Up in Yorkshire, at Naylor Bros, we almost fell over dozens of Heritage MGB body shells which are still big business in Europe—over 1800 have been produced, as well as many Midget shells, in addition to a new masterpiece (but more on that later)! Here again, the counter was a hive of mid-week activity, and even the Managing Director had to lend a hand to stem the flow of customers (but Phil Richmond, “Mr. T. Type”, is well used to that).
We headed the Maestro over the Pennines in the beautiful May sunshine, through Heriot and Bronte Country and down into Lancashire to visit with the MG Parts Center, headed by Shirley Stafford. Here we saw the latest developments in the Moss Special Tuning program, which is under the direction of Rick Hockney (no mean racer himself). We can promise there are some exciting things for you Triumph and MG competition people in the Moss pipeline!
Met up with Rick again the following weekend at the giant MG Car Club Festival at Silverstone Grand Prix Circuit, where he was on the pit crew for Mark Ashworth, racing one of the Moss MGs. In a round of the Moss Europe B. C. V8 Championship. Moss sponsors each round of these races, and to see some 40 MGs on the grid, some 16 times through the year, is a sight worth traveling a long way for. As for the rest of the festival, it was estimated that there were over 5,000 MGs attending! For under $10.00, you got 11 all-MG races on the Saturday, including entry to the pits, a full blown Concours on the Sunday, the California Cup driving tests, and the finish of the Norwich Union Classic Rally with over 2,000 classic sports cars taking part. What a bargain!
Tired but happy, we made our way to Birmingham for the Classic & Sportscar Show at the National Exhibition Center, and met up with our old friend, the pale blue tatty TR6. Over the weekend, the guys from Moss Europe had completely transformed the car by giving it a new TR6 body shell! Yes, Heritage under David Bishop has done it again! The car was completed in time for the end of the show, and started at a turn of the key, despite a bit of trouble with the wiring and lilting of the front grille!

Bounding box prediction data

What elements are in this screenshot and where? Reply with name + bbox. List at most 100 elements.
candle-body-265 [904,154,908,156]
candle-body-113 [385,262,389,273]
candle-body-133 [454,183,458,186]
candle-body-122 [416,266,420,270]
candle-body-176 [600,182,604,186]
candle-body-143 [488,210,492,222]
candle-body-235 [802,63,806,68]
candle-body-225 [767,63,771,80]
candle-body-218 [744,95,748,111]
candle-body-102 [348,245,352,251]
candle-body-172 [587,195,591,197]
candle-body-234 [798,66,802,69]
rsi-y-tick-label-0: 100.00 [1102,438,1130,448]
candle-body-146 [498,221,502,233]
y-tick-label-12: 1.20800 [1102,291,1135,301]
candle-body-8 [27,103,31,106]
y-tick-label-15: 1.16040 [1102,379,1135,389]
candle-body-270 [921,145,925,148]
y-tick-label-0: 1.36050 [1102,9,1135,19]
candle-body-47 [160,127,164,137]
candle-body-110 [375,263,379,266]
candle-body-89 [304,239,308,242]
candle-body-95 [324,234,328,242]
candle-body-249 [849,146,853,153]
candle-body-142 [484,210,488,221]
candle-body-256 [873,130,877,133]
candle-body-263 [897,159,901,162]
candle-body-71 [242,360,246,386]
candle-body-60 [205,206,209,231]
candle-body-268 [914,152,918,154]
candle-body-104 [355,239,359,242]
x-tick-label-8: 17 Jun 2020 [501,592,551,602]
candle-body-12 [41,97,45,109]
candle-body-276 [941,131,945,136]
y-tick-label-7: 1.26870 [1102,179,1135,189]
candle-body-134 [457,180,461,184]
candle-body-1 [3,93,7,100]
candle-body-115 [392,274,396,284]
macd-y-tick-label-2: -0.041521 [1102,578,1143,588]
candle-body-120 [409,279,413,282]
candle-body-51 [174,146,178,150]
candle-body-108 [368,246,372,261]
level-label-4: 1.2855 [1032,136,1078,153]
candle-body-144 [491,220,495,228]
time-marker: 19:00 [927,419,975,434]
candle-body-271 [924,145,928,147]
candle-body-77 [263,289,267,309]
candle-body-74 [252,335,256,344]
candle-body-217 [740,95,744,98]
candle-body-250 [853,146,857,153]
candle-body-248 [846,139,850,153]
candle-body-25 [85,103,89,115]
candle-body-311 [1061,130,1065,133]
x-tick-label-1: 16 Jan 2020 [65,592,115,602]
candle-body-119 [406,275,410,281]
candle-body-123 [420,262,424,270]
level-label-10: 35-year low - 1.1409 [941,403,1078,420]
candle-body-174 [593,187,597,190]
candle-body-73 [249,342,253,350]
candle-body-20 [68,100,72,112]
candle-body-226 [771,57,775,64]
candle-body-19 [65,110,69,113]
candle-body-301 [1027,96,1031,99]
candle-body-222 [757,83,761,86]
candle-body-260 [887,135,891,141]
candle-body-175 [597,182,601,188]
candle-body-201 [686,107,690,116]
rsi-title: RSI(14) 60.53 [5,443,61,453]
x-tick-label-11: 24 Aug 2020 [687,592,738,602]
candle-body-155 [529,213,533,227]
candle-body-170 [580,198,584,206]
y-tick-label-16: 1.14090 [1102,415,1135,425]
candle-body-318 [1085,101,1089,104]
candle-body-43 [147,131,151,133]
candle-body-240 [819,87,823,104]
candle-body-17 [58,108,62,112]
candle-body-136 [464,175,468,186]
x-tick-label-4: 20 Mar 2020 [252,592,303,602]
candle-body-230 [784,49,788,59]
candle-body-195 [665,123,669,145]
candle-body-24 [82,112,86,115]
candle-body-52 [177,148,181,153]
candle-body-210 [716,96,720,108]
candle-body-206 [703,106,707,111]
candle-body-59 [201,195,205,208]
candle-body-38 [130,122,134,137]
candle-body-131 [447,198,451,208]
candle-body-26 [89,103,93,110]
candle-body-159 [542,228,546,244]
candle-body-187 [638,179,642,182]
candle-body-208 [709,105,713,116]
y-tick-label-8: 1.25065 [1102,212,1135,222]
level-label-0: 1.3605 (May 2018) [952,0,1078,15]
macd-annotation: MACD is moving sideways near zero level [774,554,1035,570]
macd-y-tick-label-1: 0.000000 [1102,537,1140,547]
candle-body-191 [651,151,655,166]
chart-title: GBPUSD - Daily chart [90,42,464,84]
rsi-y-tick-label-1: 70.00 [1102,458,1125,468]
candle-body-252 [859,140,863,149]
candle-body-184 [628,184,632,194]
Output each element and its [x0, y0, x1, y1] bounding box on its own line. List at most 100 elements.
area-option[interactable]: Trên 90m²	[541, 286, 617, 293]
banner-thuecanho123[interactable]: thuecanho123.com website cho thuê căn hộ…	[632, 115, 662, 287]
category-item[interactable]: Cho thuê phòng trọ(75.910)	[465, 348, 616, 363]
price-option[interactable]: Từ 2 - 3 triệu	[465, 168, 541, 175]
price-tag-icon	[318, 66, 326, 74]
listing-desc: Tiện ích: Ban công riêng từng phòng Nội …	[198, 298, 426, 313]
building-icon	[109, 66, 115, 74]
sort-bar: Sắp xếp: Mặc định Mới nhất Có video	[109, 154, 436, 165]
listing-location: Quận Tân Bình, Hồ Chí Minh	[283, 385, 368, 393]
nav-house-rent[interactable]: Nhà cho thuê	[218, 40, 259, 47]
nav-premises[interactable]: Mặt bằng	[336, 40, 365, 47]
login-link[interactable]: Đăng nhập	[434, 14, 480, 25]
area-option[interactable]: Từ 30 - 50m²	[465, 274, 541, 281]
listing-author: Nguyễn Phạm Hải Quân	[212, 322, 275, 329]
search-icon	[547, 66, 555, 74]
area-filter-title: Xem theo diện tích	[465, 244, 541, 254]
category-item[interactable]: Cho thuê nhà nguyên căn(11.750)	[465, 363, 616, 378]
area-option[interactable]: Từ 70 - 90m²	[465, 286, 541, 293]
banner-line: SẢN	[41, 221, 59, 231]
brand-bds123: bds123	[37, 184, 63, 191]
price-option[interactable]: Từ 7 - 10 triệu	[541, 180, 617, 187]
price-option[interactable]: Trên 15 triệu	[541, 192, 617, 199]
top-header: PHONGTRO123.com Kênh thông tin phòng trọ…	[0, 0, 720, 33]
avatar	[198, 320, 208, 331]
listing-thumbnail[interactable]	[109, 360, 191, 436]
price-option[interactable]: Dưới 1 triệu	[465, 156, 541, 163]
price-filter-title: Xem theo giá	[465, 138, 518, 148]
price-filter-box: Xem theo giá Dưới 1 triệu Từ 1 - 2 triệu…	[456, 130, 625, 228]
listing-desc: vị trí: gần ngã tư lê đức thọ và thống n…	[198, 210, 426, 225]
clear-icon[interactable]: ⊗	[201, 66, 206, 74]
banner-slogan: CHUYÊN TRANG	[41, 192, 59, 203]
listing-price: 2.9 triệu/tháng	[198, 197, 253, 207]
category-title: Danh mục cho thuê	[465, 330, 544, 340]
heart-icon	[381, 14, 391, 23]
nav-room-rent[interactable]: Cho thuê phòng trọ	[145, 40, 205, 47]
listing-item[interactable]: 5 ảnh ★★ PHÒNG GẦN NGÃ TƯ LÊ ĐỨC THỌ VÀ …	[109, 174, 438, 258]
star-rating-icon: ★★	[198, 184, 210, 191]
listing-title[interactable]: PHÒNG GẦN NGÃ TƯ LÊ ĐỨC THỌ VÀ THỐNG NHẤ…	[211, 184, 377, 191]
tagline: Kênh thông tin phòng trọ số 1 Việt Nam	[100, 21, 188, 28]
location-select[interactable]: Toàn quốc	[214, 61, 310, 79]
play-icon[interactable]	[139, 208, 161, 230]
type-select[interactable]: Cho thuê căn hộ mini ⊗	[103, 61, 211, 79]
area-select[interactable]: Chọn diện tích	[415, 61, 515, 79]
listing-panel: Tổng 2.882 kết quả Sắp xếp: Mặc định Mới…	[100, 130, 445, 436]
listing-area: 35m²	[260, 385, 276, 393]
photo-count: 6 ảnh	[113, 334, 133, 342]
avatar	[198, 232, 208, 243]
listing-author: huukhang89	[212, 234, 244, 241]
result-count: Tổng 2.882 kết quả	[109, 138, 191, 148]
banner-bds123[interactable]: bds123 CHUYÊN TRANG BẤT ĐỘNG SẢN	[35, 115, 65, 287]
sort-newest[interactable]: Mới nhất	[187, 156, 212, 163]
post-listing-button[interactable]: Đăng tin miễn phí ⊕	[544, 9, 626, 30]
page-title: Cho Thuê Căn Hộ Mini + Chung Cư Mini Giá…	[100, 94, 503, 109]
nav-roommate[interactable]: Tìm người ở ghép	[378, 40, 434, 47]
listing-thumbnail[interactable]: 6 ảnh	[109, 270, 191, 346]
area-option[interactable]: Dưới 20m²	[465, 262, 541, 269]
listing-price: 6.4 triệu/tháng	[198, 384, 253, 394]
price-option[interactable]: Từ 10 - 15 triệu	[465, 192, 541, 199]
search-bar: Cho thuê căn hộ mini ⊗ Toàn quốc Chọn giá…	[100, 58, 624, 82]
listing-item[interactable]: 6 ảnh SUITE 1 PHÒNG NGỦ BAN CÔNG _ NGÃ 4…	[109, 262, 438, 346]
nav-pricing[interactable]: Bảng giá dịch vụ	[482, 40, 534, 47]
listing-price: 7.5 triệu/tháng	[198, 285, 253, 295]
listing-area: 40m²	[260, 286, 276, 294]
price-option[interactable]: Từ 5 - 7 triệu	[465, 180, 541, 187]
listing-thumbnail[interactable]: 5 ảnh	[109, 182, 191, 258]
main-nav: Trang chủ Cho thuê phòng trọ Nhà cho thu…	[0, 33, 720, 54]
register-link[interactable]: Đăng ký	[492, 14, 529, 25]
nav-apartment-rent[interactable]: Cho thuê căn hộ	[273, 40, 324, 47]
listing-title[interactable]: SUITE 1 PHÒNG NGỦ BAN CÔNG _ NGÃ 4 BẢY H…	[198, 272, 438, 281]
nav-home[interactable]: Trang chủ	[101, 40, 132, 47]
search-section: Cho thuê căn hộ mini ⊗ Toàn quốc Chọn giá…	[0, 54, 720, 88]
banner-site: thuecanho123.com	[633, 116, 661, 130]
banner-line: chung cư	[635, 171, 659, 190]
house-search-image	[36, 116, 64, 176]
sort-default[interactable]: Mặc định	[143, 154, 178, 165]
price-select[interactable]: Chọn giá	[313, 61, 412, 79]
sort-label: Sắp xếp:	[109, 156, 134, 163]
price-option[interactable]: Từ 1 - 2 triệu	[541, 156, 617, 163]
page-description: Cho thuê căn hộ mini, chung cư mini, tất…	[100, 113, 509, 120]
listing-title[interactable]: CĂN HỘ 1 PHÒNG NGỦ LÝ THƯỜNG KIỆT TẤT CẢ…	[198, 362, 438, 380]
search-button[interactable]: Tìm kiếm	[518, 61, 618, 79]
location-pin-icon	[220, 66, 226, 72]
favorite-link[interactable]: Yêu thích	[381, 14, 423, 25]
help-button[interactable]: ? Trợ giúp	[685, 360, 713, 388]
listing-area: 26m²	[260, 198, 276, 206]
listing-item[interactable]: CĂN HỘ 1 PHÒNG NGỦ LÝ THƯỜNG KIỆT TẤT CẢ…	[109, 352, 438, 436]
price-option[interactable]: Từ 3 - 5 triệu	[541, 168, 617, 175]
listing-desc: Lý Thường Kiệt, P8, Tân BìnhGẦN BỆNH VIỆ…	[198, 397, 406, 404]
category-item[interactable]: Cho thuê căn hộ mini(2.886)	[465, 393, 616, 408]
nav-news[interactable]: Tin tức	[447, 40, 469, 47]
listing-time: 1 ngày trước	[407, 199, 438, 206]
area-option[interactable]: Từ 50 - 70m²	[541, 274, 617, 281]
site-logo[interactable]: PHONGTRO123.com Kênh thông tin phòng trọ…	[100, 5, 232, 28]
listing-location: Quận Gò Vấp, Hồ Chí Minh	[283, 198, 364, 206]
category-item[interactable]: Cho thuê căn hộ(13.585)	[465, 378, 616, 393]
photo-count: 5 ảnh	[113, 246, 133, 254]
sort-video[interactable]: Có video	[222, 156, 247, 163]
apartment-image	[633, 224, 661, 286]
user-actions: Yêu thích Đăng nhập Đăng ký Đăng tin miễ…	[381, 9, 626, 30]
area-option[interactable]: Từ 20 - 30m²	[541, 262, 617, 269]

**What to work on**.
a - Please reproduce the MG trip report between "We headed the" and "the Moss pipeline!", inclusive.
b - Write the next part of the MG trip report, starting after its final sentence.
This material is separate from the MG trip report.

**Answers to the tasks**.
a -
We headed the Maestro over the Pennines in the beautiful May sunshine, through Heriot and Bronte Country and down into Lancashire to visit with the MG Parts Center, headed by Shirley Stafford. Here we saw the latest developments in the Moss Special Tuning program, which is under the direction of Rick Hockney (no mean racer himself). We can promise there are some exciting things for you Triumph and MG competition people in the Moss pipeline!

b -
Moss Europe, under the direction of Peter Buckles, took delivery of the very first TR6 shell, which was only fitting, as Pete, with his extensive Triumph knowledge, had made tremendous input to the eventual production of the body shells. The rebuild was so successful that the Moss Team was awarded a beautiful trophy for the most interesting exhibit at the show. This was no mean feat, considering Hitler’s Mercedes was also on display! The rest of the show was a superb collection of classic cars including wonderful Austin-Healeys, and of course, the perpetual MGs.
So there you have it—14 days in England where the sun shone every day, the temperature was a steady 72 degrees the whole time, and precipitation was nil! We flew back home convinced that the future of our classics is in very good hands, while enthusiasts and specialists have the best interests of the movement at heart, for we both need each other. Without the owners, the specialist suppliers would have no market, without specialists such as Moss, the cars would wither and die for ever.
I haven’t had time to mention the food (superb!) the pubs (beer and vitals as good as they ever were, if not better!), the dozens of British sports cars we saw being driven in everyday use…but hey! Why not call Virgin and go and see for yourself next year?